* **What this exercise asks**
1) In the exit-tax text, since what year has the USD 2m US net worth threshold stayed the same?
2) Reproduce word for word everything in the exit-tax text from "Netherlands high" down to "up to 49.5%.".

* **Selected passage**
++++++++++
Netherlands high
Conserverende aanslag (protective assessment) on emigration, covering Box 2 substantial-interest holdings (5%+), annuities and pension reserves. The critical and widely-missed point: for emigrations after 15 September 2015 the deferral is indefinite and the assessment does NOT lapse after 10 years — the old 10-year expiry was abolished. It becomes payable on disposal or surrender. Within the EU/EEA, deferral is automatic without security; outside, security is mandatory. Pension-related assessments run at Box 1 progressive rates up to 49.5%.
France medium
Exit tax on unrealised gains on substantial shareholdings for those resident in France for at least 6 of the previous 10 years. Comparatively forgiving in substance: automatic deferral for moves to the EU/EEA and to treaty states with administrative assistance, and the charge is cancelled — with any prepayment refunded — if you return to France still holding the assets or hold them through the monitoring period. The severity is procedural: missing the departure return or the annual monitoring filings can crystallise the whole liability immediately.
Australia medium
CGT event I1 on ceasing residence: deemed disposal at market value of all assets that are NOT 'taxable Australian property' (TAP — chiefly Australian real property and related interests, per s. 855-15 ITAA 1997). Election available under s. 104-165(2) to disregard the deemed disposal, which instead deems the assets to be TAP until a later CGT event or resumption of residence — meaning Australia keeps taxing rights on those assets indefinitely. The election is all-or-nothing across every affected asset; you cannot cherry-pick.
What can go wrong
  • The USD 2m US net worth threshold is not indexed and has not moved since 2008. Inflation alone has made it a middle-class threshold. Anyone with a paid-off house in a major city, a pension and a brokerage account should assume they are over it and model accordingly.
  • The certification test is the sleeper. A person worth USD 400,000 with unfiled FBARs or a missed Form 5471 becomes a covered expatriate on the third limb alone, regardless of the other two. Clean up compliance BEFORE expatriating — after the fact the door is shut.
  • §2801 is perpetual and it taxes the wrong person. Your US-resident children and grandchildren pay 40% on gifts and bequests from you for the rest of their lives, on Form 708, with no expiry. It is routinely omitted from exit-tax modelling and is frequently the largest number in the whole exercise.
++++++++++
* **Supplied information**
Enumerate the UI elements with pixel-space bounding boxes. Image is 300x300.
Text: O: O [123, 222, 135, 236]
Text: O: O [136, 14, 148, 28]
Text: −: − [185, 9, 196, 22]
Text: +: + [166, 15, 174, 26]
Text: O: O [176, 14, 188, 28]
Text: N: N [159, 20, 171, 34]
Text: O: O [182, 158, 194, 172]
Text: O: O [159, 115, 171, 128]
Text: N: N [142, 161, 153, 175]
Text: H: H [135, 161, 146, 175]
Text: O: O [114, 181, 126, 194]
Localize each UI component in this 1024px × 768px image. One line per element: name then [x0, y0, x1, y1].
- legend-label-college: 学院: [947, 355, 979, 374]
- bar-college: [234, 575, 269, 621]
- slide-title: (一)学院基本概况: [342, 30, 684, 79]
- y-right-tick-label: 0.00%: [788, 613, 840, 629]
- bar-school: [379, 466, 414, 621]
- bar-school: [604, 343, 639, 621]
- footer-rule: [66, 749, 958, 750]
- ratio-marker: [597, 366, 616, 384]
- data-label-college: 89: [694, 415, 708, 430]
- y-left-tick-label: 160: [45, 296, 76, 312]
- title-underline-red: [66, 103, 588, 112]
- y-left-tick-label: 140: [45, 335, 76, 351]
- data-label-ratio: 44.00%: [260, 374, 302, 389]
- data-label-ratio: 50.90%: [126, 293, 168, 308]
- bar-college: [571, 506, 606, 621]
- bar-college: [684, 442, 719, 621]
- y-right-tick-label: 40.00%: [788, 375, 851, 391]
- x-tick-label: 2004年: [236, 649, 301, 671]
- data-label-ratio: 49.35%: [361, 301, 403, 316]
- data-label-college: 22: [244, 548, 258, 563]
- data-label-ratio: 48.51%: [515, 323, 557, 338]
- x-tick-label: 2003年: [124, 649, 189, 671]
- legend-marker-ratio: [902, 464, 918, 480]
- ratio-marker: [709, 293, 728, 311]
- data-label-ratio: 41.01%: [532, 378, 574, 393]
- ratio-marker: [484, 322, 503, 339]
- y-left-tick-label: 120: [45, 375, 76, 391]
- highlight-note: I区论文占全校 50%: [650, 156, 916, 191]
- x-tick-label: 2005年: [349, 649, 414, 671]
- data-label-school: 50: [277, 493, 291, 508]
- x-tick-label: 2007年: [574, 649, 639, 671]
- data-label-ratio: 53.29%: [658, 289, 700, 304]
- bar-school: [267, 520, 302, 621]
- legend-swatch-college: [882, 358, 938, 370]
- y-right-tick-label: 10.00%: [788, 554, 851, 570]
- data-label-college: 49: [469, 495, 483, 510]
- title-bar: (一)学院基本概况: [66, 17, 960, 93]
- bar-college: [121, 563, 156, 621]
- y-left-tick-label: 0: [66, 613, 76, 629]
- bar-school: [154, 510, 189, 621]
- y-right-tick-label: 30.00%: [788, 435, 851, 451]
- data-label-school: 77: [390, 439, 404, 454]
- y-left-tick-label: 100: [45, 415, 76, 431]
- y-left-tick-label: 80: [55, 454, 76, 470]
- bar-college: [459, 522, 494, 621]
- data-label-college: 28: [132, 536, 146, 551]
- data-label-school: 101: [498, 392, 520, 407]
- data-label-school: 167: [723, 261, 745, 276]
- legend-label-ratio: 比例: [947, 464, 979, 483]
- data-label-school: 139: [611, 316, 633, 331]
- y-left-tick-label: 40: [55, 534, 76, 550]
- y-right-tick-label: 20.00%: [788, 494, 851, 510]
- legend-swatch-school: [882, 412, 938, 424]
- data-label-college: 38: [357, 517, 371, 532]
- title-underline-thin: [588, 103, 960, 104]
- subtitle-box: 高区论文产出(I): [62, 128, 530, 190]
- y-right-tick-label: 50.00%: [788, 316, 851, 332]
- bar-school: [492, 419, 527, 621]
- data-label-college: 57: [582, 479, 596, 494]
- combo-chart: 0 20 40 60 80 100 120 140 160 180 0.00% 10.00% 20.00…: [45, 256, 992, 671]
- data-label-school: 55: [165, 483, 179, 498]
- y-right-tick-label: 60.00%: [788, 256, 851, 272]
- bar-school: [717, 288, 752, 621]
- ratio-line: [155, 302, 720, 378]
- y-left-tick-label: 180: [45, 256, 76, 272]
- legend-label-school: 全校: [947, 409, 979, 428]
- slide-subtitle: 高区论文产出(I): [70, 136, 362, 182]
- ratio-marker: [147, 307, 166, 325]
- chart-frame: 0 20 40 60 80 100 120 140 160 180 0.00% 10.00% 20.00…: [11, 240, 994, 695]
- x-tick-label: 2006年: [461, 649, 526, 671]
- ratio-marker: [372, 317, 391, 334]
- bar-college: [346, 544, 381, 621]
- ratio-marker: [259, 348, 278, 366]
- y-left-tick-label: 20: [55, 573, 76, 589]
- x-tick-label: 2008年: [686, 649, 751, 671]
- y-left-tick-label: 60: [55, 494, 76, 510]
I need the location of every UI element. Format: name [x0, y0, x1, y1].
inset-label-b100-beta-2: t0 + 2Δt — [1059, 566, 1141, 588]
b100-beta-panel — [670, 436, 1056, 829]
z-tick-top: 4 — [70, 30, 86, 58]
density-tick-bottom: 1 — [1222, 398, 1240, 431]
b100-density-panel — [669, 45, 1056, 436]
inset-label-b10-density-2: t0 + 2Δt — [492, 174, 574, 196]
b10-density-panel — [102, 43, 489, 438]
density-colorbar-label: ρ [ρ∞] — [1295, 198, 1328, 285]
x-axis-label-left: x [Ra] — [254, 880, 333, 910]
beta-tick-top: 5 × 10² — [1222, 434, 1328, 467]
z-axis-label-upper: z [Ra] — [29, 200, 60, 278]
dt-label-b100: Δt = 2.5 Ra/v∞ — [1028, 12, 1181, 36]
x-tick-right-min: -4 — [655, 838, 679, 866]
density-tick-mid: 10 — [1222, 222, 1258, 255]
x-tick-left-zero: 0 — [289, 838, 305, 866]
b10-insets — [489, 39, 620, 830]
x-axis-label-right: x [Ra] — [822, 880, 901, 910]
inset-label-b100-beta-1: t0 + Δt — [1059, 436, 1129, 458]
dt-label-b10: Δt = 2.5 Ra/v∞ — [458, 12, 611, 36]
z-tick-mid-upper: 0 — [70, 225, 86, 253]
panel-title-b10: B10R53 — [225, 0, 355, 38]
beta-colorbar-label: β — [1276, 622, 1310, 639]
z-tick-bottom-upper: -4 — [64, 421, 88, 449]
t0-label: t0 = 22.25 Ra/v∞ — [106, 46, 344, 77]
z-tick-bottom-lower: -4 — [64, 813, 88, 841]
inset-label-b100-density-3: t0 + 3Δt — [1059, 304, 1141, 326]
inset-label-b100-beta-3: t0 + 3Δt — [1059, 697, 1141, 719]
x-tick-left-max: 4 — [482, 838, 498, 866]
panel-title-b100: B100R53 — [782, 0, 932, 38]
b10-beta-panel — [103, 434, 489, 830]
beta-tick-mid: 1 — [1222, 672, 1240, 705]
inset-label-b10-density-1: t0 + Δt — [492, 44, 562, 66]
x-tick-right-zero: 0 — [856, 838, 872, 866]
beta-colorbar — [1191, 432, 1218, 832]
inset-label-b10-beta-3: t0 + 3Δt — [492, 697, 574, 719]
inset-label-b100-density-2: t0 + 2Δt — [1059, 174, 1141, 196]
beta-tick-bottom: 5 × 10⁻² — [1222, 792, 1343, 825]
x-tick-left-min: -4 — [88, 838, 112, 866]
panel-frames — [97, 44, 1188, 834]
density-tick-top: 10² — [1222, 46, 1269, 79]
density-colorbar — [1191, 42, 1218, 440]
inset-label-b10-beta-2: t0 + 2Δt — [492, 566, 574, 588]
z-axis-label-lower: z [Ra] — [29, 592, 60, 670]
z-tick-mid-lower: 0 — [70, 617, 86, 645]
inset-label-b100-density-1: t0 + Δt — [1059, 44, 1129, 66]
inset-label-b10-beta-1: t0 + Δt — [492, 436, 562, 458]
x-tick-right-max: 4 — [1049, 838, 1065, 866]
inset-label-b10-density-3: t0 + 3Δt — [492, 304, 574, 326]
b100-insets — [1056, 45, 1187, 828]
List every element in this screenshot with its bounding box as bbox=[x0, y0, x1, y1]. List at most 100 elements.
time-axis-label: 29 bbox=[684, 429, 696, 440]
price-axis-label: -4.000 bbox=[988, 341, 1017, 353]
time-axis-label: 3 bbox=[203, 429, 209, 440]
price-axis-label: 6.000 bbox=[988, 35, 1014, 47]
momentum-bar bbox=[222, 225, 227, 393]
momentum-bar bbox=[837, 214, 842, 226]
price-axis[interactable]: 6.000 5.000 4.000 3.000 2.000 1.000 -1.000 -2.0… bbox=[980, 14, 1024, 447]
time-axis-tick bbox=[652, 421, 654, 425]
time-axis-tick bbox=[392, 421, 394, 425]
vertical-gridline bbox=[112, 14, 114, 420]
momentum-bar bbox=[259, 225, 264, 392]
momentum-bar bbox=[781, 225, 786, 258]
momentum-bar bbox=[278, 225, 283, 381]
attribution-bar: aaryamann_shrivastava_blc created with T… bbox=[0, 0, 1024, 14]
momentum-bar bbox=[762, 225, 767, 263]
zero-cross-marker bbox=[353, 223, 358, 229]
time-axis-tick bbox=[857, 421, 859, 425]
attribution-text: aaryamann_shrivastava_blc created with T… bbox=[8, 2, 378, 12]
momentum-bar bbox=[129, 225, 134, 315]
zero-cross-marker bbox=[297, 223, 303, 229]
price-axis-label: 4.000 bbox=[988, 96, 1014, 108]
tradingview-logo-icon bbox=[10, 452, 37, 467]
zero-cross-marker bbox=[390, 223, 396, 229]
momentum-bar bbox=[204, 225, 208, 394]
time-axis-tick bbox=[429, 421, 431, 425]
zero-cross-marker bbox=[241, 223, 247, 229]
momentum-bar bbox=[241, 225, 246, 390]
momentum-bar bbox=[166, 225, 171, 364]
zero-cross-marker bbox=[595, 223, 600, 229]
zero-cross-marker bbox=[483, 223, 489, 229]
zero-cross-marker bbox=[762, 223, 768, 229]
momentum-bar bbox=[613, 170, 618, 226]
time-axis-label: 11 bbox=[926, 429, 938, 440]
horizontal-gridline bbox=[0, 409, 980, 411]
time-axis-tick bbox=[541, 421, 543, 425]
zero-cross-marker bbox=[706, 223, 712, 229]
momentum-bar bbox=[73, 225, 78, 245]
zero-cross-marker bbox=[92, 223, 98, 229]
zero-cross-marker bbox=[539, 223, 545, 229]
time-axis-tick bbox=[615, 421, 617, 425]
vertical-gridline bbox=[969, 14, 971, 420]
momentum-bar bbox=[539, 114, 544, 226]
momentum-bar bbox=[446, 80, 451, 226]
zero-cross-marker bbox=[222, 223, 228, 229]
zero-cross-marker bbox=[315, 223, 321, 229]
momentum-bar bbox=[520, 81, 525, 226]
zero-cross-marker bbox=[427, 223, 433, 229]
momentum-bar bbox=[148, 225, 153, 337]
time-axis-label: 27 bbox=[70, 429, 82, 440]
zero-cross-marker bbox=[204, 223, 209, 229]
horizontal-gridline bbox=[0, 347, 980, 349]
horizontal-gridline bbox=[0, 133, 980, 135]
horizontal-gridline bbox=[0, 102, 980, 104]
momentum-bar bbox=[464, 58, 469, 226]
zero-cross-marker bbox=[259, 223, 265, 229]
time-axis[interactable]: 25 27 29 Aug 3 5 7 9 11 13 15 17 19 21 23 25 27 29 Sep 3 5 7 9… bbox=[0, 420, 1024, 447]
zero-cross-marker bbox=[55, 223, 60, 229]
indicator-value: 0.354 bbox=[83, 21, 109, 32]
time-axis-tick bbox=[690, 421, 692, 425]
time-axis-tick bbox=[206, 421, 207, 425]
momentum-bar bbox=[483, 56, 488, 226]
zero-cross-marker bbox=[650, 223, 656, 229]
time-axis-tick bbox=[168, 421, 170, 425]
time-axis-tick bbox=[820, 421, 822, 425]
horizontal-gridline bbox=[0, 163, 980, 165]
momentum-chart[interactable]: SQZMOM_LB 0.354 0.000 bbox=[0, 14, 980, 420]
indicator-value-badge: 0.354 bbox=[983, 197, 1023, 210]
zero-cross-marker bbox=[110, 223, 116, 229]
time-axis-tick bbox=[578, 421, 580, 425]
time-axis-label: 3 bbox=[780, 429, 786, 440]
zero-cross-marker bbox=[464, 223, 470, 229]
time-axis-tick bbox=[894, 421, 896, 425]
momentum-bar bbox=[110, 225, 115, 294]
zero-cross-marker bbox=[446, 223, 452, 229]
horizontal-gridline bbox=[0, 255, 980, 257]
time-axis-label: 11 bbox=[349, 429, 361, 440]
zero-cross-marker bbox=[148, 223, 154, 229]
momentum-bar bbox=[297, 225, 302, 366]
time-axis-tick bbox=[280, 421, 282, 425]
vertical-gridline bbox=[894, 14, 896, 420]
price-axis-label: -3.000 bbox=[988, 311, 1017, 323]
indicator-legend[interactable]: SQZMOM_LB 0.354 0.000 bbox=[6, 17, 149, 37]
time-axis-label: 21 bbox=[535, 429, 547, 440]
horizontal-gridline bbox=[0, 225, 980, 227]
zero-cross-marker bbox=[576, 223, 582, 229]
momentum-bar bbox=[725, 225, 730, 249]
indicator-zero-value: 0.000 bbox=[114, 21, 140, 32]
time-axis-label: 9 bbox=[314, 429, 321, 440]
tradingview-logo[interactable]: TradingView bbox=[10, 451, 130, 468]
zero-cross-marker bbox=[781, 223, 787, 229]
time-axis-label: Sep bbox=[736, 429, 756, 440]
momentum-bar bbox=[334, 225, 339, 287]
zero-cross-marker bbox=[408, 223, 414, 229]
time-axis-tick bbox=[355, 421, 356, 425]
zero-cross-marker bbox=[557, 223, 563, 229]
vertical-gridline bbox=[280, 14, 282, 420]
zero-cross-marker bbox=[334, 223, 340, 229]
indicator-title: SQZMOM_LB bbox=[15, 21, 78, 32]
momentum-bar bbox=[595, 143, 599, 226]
++++++++++
* **Solutions to each task**
1) 2008

2)
Netherlands high
Conserverende aanslag (protective assessment) on emigration, covering Box 2 substantial-interest holdings (5%+), annuities and pension reserves. The critical and widely-missed point: for emigrations after 15 September 2015 the deferral is indefinite and the assessment does NOT lapse after 10 years — the old 10-year expiry was abolished. It becomes payable on disposal or surrender. Within the EU/EEA, deferral is automatic without security; outside, security is mandatory. Pension-related assessments run at Box 1 progressive rates up to 49.5%.